⟨

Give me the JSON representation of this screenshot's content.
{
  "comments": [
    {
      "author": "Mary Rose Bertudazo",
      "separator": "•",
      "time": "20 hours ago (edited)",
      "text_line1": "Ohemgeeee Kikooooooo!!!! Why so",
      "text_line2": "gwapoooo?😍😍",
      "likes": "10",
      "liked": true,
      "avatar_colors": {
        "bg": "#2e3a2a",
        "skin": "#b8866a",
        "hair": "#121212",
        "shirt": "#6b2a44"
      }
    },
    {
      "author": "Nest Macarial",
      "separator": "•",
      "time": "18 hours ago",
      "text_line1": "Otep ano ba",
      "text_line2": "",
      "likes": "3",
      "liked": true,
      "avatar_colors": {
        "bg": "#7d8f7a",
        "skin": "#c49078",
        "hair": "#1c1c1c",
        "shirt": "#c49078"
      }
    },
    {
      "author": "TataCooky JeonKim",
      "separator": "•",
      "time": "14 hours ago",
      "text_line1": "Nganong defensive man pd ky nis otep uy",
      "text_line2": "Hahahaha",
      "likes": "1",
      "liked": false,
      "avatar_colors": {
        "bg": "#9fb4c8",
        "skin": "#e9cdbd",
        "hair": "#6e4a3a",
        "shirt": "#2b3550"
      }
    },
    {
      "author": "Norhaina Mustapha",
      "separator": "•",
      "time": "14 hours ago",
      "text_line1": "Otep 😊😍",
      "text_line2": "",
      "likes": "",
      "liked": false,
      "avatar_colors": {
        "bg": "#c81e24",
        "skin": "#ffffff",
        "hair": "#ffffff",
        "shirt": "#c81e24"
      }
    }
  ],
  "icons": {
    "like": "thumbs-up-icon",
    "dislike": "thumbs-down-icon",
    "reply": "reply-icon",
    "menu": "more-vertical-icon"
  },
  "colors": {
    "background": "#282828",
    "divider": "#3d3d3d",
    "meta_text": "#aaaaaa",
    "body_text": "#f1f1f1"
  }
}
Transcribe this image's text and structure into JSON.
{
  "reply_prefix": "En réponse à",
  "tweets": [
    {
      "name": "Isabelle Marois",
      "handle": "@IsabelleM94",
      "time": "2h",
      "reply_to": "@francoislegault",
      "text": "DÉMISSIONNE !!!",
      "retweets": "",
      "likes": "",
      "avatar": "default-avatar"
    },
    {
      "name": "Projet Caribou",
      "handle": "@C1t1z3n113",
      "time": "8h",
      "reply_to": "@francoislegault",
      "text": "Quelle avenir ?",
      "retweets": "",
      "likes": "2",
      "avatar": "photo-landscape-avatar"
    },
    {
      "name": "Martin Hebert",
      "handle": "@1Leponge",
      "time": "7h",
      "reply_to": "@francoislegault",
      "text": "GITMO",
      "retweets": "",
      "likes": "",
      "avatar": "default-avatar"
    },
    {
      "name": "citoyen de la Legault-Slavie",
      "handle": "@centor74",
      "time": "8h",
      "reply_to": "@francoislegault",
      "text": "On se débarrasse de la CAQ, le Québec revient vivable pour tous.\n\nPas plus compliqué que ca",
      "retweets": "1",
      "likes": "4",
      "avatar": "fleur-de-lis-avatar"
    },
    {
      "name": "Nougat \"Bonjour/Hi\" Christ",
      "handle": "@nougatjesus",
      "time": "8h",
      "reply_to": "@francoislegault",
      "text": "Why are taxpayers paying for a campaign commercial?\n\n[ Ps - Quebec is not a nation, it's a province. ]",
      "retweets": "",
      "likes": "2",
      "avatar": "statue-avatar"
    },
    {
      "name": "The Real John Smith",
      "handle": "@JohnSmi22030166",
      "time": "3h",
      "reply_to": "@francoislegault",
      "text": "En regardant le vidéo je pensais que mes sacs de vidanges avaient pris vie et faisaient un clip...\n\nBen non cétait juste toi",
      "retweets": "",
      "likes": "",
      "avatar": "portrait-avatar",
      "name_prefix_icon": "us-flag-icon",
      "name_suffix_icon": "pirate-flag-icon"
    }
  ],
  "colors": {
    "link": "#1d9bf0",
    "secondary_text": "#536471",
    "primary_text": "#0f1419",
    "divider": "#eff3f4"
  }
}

⟩

Short exercise:
Repeat the records above exactly, from the first line to the last.

Expected answer:
Give me the JSON representation of this screenshot's content.
{
  "comments": [
    {
      "author": "Mary Rose Bertudazo",
      "separator": "•",
      "time": "20 hours ago (edited)",
      "text_line1": "Ohemgeeee Kikooooooo!!!! Why so",
      "text_line2": "gwapoooo?😍😍",
      "likes": "10",
      "liked": true,
      "avatar_colors": {
        "bg": "#2e3a2a",
        "skin": "#b8866a",
        "hair": "#121212",
        "shirt": "#6b2a44"
      }
    },
    {
      "author": "Nest Macarial",
      "separator": "•",
      "time": "18 hours ago",
      "text_line1": "Otep ano ba",
      "text_line2": "",
      "likes": "3",
      "liked": true,
      "avatar_colors": {
        "bg": "#7d8f7a",
        "skin": "#c49078",
        "hair": "#1c1c1c",
        "shirt": "#c49078"
      }
    },
    {
      "author": "TataCooky JeonKim",
      "separator": "•",
      "time": "14 hours ago",
      "text_line1": "Nganong defensive man pd ky nis otep uy",
      "text_line2": "Hahahaha",
      "likes": "1",
      "liked": false,
      "avatar_colors": {
        "bg": "#9fb4c8",
        "skin": "#e9cdbd",
        "hair": "#6e4a3a",
        "shirt": "#2b3550"
      }
    },
    {
      "author": "Norhaina Mustapha",
      "separator": "•",
      "time": "14 hours ago",
      "text_line1": "Otep 😊😍",
      "text_line2": "",
      "likes": "",
      "liked": false,
      "avatar_colors": {
        "bg": "#c81e24",
        "skin": "#ffffff",
        "hair": "#ffffff",
        "shirt": "#c81e24"
      }
    }
  ],
  "icons": {
    "like": "thumbs-up-icon",
    "dislike": "thumbs-down-icon",
    "reply": "reply-icon",
    "menu": "more-vertical-icon"
  },
  "colors": {
    "background": "#282828",
    "divider": "#3d3d3d",
    "meta_text": "#aaaaaa",
    "body_text": "#f1f1f1"
  }
}
Transcribe this image's text and structure into JSON.
{
  "reply_prefix": "En réponse à",
  "tweets": [
    {
      "name": "Isabelle Marois",
      "handle": "@IsabelleM94",
      "time": "2h",
      "reply_to": "@francoislegault",
      "text": "DÉMISSIONNE !!!",
      "retweets": "",
      "likes": "",
      "avatar": "default-avatar"
    },
    {
      "name": "Projet Caribou",
      "handle": "@C1t1z3n113",
      "time": "8h",
      "reply_to": "@francoislegault",
      "text": "Quelle avenir ?",
      "retweets": "",
      "likes": "2",
      "avatar": "photo-landscape-avatar"
    },
    {
      "name": "Martin Hebert",
      "handle": "@1Leponge",
      "time": "7h",
      "reply_to": "@francoislegault",
      "text": "GITMO",
      "retweets": "",
      "likes": "",
      "avatar": "default-avatar"
    },
    {
      "name": "citoyen de la Legault-Slavie",
      "handle": "@centor74",
      "time": "8h",
      "reply_to": "@francoislegault",
      "text": "On se débarrasse de la CAQ, le Québec revient vivable pour tous.\n\nPas plus compliqué que ca",
      "retweets": "1",
      "likes": "4",
      "avatar": "fleur-de-lis-avatar"
    },
    {
      "name": "Nougat \"Bonjour/Hi\" Christ",
      "handle": "@nougatjesus",
      "time": "8h",
      "reply_to": "@francoislegault",
      "text": "Why are taxpayers paying for a campaign commercial?\n\n[ Ps - Quebec is not a nation, it's a province. ]",
      "retweets": "",
      "likes": "2",
      "avatar": "statue-avatar"
    },
    {
      "name": "The Real John Smith",
      "handle": "@JohnSmi22030166",
      "time": "3h",
      "reply_to": "@francoislegault",
      "text": "En regardant le vidéo je pensais que mes sacs de vidanges avaient pris vie et faisaient un clip...\n\nBen non cétait juste toi",
      "retweets": "",
      "likes": "",
      "avatar": "portrait-avatar",
      "name_prefix_icon": "us-flag-icon",
      "name_suffix_icon": "pirate-flag-icon"
    }
  ],
  "colors": {
    "link": "#1d9bf0",
    "secondary_text": "#536471",
    "primary_text": "#0f1419",
    "divider": "#eff3f4"
  }
}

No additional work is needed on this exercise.